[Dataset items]
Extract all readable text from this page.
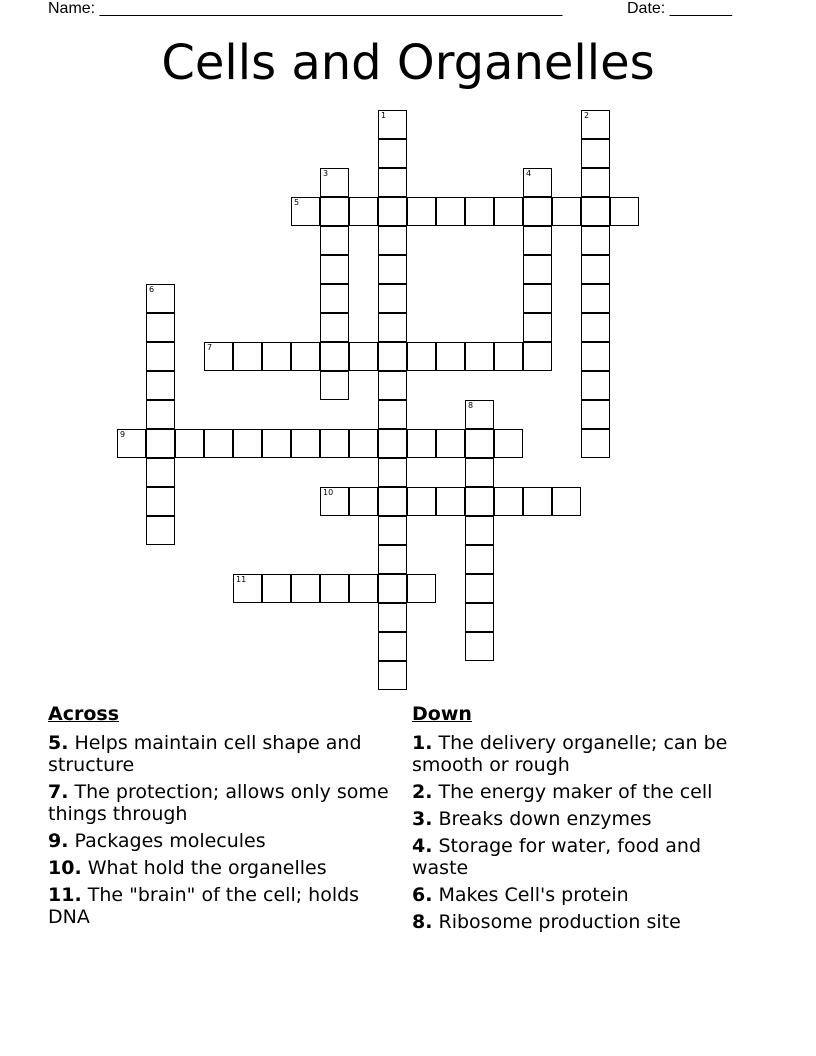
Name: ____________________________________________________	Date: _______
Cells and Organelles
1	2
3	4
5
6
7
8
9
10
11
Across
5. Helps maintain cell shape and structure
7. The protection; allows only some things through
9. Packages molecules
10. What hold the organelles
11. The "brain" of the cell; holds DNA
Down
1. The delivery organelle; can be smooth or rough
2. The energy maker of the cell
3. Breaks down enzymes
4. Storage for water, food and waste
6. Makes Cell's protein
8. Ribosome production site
--
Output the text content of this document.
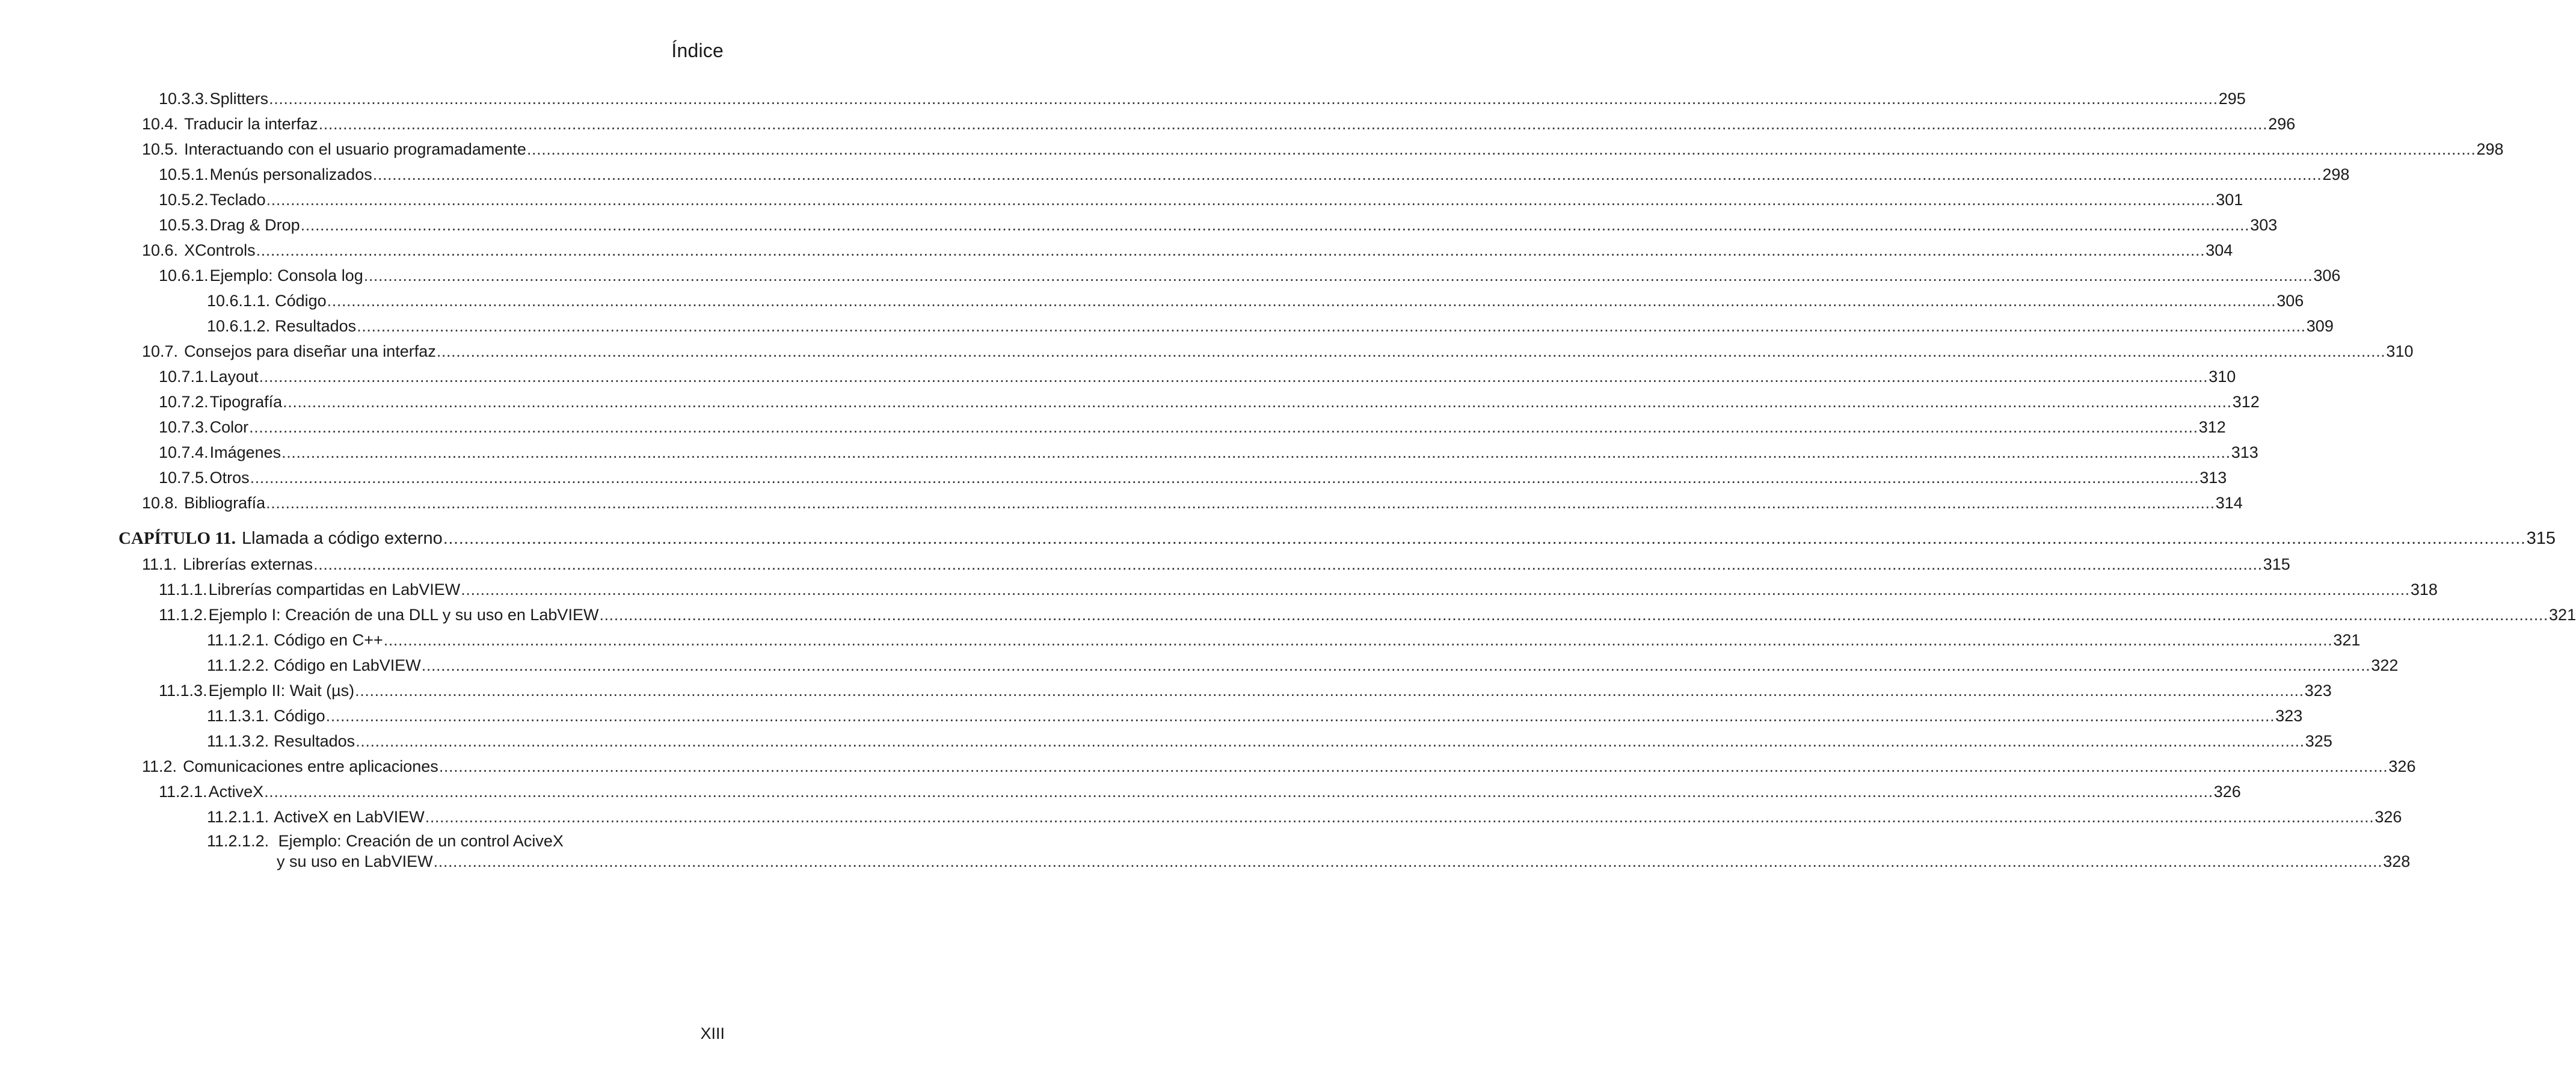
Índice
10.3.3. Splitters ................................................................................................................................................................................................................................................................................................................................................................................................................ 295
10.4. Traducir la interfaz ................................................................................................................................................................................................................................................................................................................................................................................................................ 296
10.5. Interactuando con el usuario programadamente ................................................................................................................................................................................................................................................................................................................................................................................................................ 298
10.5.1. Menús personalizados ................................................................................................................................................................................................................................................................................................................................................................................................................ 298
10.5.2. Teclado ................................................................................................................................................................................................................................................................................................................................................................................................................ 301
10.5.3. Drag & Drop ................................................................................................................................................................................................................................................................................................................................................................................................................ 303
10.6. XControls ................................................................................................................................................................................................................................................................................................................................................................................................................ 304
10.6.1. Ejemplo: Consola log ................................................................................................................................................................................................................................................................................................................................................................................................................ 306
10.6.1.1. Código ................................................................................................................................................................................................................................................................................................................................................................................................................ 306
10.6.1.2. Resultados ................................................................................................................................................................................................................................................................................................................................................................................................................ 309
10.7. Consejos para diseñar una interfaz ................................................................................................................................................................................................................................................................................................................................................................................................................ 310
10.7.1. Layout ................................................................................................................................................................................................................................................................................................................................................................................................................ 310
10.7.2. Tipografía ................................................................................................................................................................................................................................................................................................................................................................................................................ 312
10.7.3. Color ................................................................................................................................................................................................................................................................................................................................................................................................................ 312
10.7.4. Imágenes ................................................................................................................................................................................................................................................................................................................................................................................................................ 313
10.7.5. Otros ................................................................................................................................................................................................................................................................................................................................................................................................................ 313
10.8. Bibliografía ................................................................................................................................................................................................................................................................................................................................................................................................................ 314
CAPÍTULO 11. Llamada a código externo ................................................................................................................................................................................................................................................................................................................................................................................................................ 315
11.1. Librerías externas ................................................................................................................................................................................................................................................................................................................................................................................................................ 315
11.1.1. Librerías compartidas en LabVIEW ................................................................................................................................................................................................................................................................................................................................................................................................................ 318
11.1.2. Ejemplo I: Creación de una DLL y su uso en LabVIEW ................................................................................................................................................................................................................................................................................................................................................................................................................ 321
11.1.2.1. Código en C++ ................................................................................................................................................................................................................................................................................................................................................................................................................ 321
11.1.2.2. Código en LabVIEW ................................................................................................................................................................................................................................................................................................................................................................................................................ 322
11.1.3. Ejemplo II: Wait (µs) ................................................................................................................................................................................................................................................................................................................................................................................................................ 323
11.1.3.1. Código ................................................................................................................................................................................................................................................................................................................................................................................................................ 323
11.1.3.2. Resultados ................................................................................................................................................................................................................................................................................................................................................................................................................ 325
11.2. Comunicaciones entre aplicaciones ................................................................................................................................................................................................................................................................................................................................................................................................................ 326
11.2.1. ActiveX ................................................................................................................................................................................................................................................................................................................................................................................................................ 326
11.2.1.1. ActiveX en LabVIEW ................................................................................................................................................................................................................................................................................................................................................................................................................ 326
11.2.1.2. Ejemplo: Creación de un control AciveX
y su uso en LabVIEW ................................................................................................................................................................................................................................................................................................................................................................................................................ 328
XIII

*PROBLEM*
Count the lines above that include the string "this". Write only the number.

*REPLY TO THE EXERCISE*
2